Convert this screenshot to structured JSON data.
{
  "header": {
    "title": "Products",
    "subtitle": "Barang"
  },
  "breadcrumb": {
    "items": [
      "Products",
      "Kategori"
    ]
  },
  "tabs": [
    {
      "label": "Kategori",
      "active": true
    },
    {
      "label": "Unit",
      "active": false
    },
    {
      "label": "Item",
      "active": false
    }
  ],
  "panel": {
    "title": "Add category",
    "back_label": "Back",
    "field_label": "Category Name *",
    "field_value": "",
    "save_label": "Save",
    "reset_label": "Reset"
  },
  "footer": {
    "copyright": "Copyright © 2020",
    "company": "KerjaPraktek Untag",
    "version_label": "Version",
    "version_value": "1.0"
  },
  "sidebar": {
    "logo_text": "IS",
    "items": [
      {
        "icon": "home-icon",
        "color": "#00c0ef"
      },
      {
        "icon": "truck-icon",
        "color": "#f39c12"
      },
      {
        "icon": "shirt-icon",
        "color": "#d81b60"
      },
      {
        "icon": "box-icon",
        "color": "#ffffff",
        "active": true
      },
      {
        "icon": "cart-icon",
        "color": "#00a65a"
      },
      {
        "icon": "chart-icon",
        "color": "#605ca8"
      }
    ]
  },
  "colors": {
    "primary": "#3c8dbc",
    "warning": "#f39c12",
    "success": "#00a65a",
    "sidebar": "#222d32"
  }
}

● Instructions to follow
Your task is to output the full set of records exactly as presented.

● Task answer
Convert this screenshot to structured JSON data.
{
  "header": {
    "title": "Products",
    "subtitle": "Barang"
  },
  "breadcrumb": {
    "items": [
      "Products",
      "Kategori"
    ]
  },
  "tabs": [
    {
      "label": "Kategori",
      "active": true
    },
    {
      "label": "Unit",
      "active": false
    },
    {
      "label": "Item",
      "active": false
    }
  ],
  "panel": {
    "title": "Add category",
    "back_label": "Back",
    "field_label": "Category Name *",
    "field_value": "",
    "save_label": "Save",
    "reset_label": "Reset"
  },
  "footer": {
    "copyright": "Copyright © 2020",
    "company": "KerjaPraktek Untag",
    "version_label": "Version",
    "version_value": "1.0"
  },
  "sidebar": {
    "logo_text": "IS",
    "items": [
      {
        "icon": "home-icon",
        "color": "#00c0ef"
      },
      {
        "icon": "truck-icon",
        "color": "#f39c12"
      },
      {
        "icon": "shirt-icon",
        "color": "#d81b60"
      },
      {
        "icon": "box-icon",
        "color": "#ffffff",
        "active": true
      },
      {
        "icon": "cart-icon",
        "color": "#00a65a"
      },
      {
        "icon": "chart-icon",
        "color": "#605ca8"
      }
    ]
  },
  "colors": {
    "primary": "#3c8dbc",
    "warning": "#f39c12",
    "success": "#00a65a",
    "sidebar": "#222d32"
  }
}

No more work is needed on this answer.